Stored data: Begin
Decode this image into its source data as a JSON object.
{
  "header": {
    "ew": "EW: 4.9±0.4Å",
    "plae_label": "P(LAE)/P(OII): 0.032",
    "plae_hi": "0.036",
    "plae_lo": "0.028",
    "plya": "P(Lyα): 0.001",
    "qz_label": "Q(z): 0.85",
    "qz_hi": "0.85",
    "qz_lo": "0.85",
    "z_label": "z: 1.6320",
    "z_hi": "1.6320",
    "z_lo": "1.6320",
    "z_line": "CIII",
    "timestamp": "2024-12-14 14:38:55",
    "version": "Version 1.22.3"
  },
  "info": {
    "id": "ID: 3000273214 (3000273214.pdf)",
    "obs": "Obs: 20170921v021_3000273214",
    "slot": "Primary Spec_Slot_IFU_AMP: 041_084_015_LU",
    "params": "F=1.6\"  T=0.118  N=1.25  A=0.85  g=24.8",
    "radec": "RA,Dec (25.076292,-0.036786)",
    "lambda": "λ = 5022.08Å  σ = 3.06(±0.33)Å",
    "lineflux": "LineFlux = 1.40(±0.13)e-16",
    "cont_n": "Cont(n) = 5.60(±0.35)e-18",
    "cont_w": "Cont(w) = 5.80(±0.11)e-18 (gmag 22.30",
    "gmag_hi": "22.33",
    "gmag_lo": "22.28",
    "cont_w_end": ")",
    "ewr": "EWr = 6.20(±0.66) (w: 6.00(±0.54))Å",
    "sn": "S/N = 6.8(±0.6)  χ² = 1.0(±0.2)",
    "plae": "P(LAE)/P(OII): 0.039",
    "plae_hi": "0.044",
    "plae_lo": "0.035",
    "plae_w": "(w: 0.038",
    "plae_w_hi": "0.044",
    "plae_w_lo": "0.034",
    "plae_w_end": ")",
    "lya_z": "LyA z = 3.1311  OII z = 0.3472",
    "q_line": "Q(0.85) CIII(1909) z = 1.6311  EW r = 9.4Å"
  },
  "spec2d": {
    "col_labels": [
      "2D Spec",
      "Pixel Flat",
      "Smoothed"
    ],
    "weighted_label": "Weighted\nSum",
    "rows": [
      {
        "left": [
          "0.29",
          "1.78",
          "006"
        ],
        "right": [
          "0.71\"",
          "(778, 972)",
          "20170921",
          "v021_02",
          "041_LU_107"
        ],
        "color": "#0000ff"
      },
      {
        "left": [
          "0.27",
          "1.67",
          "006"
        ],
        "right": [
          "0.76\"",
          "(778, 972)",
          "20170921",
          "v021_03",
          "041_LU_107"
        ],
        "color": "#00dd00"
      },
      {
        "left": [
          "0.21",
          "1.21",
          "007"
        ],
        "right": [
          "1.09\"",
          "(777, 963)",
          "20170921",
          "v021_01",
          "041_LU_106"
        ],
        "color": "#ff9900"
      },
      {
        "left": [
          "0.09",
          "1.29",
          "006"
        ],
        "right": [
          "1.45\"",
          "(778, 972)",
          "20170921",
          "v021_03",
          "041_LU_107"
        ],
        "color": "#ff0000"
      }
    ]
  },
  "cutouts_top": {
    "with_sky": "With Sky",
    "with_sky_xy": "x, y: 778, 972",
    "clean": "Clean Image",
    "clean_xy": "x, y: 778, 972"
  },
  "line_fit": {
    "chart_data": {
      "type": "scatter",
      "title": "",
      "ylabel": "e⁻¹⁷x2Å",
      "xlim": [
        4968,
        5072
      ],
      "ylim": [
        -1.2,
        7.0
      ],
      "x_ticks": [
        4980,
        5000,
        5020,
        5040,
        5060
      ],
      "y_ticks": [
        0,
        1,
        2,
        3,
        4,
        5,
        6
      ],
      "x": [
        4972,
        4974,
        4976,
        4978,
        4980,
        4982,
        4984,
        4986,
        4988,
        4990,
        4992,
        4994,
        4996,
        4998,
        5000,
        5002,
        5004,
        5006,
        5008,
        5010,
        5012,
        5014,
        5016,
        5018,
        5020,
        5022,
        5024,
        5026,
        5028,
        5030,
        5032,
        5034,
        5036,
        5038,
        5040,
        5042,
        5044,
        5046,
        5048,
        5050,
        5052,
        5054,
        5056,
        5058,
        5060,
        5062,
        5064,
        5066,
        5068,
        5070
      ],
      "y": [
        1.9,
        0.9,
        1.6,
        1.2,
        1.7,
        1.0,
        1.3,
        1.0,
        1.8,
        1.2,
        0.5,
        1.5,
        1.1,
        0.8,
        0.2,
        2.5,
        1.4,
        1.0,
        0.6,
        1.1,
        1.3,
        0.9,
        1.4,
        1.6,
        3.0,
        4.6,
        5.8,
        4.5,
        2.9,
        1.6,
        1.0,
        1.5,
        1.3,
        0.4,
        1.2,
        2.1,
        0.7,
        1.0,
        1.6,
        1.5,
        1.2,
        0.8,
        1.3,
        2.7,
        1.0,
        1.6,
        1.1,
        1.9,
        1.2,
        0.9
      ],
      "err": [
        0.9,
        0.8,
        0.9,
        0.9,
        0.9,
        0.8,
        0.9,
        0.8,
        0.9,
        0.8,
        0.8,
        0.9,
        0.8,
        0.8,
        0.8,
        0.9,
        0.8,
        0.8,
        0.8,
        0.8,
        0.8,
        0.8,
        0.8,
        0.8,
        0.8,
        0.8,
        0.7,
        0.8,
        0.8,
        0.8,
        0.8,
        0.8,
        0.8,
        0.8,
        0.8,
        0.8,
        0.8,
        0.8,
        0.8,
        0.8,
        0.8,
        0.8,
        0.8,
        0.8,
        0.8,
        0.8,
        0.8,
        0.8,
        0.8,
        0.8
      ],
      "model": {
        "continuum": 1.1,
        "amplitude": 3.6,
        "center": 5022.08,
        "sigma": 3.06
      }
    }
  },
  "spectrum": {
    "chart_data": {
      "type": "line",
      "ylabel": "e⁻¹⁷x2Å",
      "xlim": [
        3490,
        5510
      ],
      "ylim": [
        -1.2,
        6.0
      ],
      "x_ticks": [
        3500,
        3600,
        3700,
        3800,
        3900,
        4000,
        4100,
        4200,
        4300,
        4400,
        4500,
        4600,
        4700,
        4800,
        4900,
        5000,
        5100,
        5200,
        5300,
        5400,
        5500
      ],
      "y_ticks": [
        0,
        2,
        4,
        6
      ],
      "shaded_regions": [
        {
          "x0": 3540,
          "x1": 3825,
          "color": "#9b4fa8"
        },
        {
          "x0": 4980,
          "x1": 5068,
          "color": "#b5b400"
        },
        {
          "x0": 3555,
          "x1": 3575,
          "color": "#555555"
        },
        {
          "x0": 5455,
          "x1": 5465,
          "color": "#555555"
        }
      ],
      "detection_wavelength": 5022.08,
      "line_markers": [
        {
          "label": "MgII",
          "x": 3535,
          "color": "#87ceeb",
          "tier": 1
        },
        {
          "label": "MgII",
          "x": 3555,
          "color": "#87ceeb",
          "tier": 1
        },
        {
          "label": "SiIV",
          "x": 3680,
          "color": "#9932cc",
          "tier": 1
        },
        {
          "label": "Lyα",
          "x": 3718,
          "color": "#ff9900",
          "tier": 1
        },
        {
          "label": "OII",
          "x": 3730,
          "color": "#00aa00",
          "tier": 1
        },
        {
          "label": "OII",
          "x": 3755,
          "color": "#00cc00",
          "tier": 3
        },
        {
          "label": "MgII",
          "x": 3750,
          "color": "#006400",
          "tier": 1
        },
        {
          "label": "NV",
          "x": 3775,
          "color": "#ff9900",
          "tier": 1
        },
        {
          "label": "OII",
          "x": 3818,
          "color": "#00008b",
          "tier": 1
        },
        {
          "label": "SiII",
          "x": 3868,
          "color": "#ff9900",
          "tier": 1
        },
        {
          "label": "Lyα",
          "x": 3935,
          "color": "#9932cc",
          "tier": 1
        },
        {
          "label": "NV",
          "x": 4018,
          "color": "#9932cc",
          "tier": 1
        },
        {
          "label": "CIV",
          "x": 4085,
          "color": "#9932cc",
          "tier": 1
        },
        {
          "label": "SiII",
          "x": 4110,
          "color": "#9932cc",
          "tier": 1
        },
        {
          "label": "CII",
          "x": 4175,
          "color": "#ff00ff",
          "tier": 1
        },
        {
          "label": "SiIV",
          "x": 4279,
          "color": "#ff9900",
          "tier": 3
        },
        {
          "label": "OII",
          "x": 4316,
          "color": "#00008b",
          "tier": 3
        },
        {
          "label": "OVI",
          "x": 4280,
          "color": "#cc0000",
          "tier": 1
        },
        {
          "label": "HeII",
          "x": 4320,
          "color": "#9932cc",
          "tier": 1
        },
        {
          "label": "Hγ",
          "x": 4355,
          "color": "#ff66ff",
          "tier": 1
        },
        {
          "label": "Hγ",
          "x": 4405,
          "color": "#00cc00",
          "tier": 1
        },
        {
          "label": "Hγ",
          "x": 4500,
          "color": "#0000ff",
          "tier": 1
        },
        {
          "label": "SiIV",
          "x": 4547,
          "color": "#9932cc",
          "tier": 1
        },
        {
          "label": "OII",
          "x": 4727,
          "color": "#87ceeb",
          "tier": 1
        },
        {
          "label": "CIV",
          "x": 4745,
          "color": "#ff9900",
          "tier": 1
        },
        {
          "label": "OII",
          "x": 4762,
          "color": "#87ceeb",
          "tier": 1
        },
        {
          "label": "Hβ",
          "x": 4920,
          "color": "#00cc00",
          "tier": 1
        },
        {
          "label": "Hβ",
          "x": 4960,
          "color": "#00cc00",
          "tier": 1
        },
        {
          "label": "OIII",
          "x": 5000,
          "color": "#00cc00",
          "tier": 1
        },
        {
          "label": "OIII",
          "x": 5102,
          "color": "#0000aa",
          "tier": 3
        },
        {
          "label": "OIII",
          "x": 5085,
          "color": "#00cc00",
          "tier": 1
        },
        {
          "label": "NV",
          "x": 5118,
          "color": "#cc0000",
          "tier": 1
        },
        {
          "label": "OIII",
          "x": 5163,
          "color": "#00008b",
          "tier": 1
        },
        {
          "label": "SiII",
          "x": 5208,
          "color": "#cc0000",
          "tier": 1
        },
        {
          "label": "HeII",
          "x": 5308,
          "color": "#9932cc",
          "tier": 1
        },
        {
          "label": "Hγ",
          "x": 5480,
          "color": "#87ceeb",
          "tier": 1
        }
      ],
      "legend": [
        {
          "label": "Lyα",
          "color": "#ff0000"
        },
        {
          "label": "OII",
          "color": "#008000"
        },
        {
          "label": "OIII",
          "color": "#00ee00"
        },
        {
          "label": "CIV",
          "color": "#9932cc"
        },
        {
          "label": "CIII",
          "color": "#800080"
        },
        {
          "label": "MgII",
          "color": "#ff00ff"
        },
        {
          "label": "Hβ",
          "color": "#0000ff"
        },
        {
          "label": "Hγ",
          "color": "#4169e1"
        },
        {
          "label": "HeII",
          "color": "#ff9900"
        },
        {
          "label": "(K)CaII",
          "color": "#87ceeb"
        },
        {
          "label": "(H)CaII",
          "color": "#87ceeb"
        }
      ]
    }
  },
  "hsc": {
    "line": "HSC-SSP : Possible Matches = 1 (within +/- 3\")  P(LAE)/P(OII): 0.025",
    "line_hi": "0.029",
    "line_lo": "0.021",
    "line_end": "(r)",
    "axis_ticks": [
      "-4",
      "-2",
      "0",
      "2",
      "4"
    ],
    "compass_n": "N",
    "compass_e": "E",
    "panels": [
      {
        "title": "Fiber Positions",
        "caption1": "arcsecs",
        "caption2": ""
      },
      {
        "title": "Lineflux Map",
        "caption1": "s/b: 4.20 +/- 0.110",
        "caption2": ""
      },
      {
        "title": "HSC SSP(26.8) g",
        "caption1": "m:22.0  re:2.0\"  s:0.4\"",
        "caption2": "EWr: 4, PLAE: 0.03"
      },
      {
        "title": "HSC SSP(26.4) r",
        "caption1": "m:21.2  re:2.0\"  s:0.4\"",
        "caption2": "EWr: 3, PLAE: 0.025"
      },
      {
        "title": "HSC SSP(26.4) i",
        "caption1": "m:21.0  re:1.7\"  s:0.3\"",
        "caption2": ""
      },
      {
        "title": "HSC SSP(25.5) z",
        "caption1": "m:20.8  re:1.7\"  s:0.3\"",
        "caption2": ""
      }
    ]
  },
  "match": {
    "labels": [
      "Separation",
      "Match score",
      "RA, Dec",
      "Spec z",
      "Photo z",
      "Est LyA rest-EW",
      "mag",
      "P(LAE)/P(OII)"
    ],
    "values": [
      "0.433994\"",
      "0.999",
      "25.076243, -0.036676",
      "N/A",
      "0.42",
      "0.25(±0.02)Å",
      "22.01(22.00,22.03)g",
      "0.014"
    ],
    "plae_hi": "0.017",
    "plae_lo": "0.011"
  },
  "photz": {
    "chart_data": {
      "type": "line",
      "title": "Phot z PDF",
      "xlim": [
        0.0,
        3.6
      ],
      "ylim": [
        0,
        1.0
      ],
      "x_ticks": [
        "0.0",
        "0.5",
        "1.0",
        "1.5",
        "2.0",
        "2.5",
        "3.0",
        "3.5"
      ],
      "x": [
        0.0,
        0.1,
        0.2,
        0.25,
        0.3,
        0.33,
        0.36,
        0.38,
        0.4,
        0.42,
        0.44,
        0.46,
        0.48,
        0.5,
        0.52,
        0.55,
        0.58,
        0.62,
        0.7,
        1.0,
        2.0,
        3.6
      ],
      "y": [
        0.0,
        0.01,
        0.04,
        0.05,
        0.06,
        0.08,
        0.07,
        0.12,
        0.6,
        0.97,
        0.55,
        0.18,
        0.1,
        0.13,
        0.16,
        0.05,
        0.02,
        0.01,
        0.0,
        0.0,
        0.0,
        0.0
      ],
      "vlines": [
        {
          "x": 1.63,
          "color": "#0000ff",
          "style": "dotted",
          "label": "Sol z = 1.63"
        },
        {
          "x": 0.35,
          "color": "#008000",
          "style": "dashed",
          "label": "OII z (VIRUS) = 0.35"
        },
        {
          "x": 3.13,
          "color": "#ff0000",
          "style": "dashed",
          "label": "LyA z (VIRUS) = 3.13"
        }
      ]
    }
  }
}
Stored data: End
◆ **What you should do**: The expected result is a copy of each line in the records where "VIRUS" appears.

◆ **Finished exercise**:
          "label": "OII z (VIRUS) = 0.35"
          "label": "LyA z (VIRUS) = 3.13"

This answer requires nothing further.